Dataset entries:
--- BEGIN ---
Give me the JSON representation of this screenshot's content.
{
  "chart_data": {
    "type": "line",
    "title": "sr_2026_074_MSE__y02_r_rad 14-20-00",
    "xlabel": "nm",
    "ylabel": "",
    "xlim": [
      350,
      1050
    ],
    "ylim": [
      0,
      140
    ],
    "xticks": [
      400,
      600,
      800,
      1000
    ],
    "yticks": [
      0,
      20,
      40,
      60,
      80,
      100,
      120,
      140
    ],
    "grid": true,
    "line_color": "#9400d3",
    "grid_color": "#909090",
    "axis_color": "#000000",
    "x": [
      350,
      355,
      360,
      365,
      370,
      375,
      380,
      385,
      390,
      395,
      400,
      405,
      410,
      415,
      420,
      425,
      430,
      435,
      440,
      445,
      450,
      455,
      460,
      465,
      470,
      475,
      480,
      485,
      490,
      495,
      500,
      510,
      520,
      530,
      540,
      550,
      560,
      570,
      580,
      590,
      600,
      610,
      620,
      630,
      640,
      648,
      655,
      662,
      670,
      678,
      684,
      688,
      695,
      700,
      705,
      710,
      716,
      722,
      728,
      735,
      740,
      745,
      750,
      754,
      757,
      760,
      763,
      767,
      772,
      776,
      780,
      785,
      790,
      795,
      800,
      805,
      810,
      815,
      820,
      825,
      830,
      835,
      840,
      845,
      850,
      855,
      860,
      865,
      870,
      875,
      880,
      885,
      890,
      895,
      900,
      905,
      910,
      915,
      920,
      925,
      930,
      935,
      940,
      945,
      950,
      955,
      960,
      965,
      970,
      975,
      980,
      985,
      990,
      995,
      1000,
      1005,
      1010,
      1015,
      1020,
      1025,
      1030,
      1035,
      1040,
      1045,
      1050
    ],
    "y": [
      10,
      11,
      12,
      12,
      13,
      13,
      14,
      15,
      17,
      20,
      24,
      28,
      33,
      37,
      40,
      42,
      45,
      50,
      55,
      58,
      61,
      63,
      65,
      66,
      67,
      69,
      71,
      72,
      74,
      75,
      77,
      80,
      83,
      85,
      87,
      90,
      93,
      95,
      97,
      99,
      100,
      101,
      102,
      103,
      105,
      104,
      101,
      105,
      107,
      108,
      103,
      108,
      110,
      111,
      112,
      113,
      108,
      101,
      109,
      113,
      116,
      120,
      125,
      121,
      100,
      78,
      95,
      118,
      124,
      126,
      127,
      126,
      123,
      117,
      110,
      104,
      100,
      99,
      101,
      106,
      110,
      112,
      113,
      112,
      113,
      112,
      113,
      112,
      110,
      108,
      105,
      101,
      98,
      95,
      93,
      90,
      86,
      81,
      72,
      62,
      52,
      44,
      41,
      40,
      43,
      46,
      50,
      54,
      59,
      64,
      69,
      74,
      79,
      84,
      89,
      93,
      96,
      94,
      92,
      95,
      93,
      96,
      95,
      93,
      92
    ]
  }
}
--- END ---
> [EXERCISE AIM] Extract all of the data shown above and repeat it verbatim.

> [EXERCISE ANSWER]
Give me the JSON representation of this screenshot's content.
{
  "chart_data": {
    "type": "line",
    "title": "sr_2026_074_MSE__y02_r_rad 14-20-00",
    "xlabel": "nm",
    "ylabel": "",
    "xlim": [
      350,
      1050
    ],
    "ylim": [
      0,
      140
    ],
    "xticks": [
      400,
      600,
      800,
      1000
    ],
    "yticks": [
      0,
      20,
      40,
      60,
      80,
      100,
      120,
      140
    ],
    "grid": true,
    "line_color": "#9400d3",
    "grid_color": "#909090",
    "axis_color": "#000000",
    "x": [
      350,
      355,
      360,
      365,
      370,
      375,
      380,
      385,
      390,
      395,
      400,
      405,
      410,
      415,
      420,
      425,
      430,
      435,
      440,
      445,
      450,
      455,
      460,
      465,
      470,
      475,
      480,
      485,
      490,
      495,
      500,
      510,
      520,
      530,
      540,
      550,
      560,
      570,
      580,
      590,
      600,
      610,
      620,
      630,
      640,
      648,
      655,
      662,
      670,
      678,
      684,
      688,
      695,
      700,
      705,
      710,
      716,
      722,
      728,
      735,
      740,
      745,
      750,
      754,
      757,
      760,
      763,
      767,
      772,
      776,
      780,
      785,
      790,
      795,
      800,
      805,
      810,
      815,
      820,
      825,
      830,
      835,
      840,
      845,
      850,
      855,
      860,
      865,
      870,
      875,
      880,
      885,
      890,
      895,
      900,
      905,
      910,
      915,
      920,
      925,
      930,
      935,
      940,
      945,
      950,
      955,
      960,
      965,
      970,
      975,
      980,
      985,
      990,
      995,
      1000,
      1005,
      1010,
      1015,
      1020,
      1025,
      1030,
      1035,
      1040,
      1045,
      1050
    ],
    "y": [
      10,
      11,
      12,
      12,
      13,
      13,
      14,
      15,
      17,
      20,
      24,
      28,
      33,
      37,
      40,
      42,
      45,
      50,
      55,
      58,
      61,
      63,
      65,
      66,
      67,
      69,
      71,
      72,
      74,
      75,
      77,
      80,
      83,
      85,
      87,
      90,
      93,
      95,
      97,
      99,
      100,
      101,
      102,
      103,
      105,
      104,
      101,
      105,
      107,
      108,
      103,
      108,
      110,
      111,
      112,
      113,
      108,
      101,
      109,
      113,
      116,
      120,
      125,
      121,
      100,
      78,
      95,
      118,
      124,
      126,
      127,
      126,
      123,
      117,
      110,
      104,
      100,
      99,
      101,
      106,
      110,
      112,
      113,
      112,
      113,
      112,
      113,
      112,
      110,
      108,
      105,
      101,
      98,
      95,
      93,
      90,
      86,
      81,
      72,
      62,
      52,
      44,
      41,
      40,
      43,
      46,
      50,
      54,
      59,
      64,
      69,
      74,
      79,
      84,
      89,
      93,
      96,
      94,
      92,
      95,
      93,
      96,
      95,
      93,
      92
    ]
  }
}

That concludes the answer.